## Problem
Duplicate the records verbatim, starting at the beginning of the records and ending at the line containing "cell-b[interactable] [405, 265, 997, 284]", including both ends.

## Excerpted data
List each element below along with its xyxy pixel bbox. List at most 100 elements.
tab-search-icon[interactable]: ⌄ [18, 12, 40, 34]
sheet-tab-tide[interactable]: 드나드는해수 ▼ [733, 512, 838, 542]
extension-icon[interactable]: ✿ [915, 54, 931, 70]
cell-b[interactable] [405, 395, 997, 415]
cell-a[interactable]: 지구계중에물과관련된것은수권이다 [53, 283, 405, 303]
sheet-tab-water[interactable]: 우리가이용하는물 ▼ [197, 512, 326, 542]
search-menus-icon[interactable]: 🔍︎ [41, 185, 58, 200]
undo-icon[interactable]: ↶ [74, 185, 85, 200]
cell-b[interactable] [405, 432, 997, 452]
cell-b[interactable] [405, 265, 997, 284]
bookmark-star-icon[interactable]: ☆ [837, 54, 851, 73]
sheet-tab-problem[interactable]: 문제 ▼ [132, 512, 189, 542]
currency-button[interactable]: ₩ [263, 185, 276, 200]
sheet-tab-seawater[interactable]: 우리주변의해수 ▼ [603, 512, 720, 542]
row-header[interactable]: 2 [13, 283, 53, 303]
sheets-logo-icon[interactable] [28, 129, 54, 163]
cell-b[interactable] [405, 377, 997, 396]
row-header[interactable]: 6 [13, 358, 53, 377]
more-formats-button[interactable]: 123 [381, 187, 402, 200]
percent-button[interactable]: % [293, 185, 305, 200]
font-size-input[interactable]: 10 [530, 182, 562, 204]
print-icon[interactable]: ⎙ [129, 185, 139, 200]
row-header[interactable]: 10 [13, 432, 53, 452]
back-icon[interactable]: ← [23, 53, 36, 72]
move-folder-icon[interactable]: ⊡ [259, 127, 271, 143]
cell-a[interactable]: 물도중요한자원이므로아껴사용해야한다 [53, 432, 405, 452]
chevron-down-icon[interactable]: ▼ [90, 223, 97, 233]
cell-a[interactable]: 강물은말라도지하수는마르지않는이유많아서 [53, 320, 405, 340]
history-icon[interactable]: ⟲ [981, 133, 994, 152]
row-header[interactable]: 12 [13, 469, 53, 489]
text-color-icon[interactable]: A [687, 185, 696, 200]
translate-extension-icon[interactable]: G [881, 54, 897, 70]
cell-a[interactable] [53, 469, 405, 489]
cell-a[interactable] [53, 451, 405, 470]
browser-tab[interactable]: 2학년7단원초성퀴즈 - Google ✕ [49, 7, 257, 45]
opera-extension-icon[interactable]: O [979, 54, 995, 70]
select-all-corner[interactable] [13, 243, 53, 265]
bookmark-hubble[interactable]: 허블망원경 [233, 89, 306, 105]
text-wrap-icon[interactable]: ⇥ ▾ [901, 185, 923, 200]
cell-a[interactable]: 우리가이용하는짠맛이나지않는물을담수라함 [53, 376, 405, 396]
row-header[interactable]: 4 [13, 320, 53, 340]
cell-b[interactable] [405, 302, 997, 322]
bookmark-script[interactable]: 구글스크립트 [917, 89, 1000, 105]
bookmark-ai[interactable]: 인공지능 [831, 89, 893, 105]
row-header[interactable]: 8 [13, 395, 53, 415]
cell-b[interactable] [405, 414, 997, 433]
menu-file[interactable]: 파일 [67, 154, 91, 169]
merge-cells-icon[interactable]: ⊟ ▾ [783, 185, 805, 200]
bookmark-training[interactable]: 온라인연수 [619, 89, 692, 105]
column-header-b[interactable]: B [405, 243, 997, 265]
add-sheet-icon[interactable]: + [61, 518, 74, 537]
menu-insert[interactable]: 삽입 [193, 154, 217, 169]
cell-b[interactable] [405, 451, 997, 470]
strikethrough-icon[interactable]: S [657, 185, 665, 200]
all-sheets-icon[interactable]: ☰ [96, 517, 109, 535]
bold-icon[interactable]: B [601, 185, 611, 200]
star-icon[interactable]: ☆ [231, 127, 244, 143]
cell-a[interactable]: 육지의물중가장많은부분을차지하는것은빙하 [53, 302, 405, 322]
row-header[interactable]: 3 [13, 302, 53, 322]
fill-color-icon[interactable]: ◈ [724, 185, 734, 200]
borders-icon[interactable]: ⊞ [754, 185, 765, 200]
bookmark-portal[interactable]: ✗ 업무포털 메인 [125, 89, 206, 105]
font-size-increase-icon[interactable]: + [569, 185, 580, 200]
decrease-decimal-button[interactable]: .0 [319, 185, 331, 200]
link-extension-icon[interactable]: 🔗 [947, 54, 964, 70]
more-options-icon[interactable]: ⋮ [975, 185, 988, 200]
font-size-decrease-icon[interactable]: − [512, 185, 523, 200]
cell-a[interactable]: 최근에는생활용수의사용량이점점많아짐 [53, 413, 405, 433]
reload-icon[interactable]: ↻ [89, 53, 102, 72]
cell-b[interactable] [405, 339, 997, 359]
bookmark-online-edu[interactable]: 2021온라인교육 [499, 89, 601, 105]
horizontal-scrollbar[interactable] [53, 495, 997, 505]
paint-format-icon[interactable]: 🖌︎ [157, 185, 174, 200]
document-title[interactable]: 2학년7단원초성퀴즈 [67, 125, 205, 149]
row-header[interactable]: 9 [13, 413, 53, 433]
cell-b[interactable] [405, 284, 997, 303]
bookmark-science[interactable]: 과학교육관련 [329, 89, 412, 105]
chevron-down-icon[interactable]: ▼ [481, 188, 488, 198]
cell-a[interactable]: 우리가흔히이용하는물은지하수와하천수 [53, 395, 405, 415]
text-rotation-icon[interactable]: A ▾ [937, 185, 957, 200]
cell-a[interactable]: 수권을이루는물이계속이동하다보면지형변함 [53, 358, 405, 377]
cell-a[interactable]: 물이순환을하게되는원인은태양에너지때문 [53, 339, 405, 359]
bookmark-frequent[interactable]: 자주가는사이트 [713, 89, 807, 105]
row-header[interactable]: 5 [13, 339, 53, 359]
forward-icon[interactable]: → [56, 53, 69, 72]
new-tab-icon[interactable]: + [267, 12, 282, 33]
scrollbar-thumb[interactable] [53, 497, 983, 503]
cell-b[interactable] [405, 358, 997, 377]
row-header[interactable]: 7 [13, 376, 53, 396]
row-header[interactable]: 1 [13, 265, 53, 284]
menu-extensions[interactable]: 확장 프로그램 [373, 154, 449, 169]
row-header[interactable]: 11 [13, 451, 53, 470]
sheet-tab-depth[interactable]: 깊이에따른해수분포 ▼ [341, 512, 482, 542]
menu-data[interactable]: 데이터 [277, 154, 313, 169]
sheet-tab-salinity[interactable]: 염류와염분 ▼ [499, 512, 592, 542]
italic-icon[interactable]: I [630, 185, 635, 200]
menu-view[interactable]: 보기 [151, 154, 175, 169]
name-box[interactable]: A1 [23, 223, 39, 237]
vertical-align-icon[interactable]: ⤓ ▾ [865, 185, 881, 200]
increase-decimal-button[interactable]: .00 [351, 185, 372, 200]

## The reply
List each element below along with its xyxy pixel bbox. List at most 100 elements.
tab-search-icon[interactable]: ⌄ [18, 12, 40, 34]
sheet-tab-tide[interactable]: 드나드는해수 ▼ [733, 512, 838, 542]
extension-icon[interactable]: ✿ [915, 54, 931, 70]
cell-b[interactable] [405, 395, 997, 415]
cell-a[interactable]: 지구계중에물과관련된것은수권이다 [53, 283, 405, 303]
sheet-tab-water[interactable]: 우리가이용하는물 ▼ [197, 512, 326, 542]
search-menus-icon[interactable]: 🔍︎ [41, 185, 58, 200]
undo-icon[interactable]: ↶ [74, 185, 85, 200]
cell-b[interactable] [405, 432, 997, 452]
cell-b[interactable] [405, 265, 997, 284]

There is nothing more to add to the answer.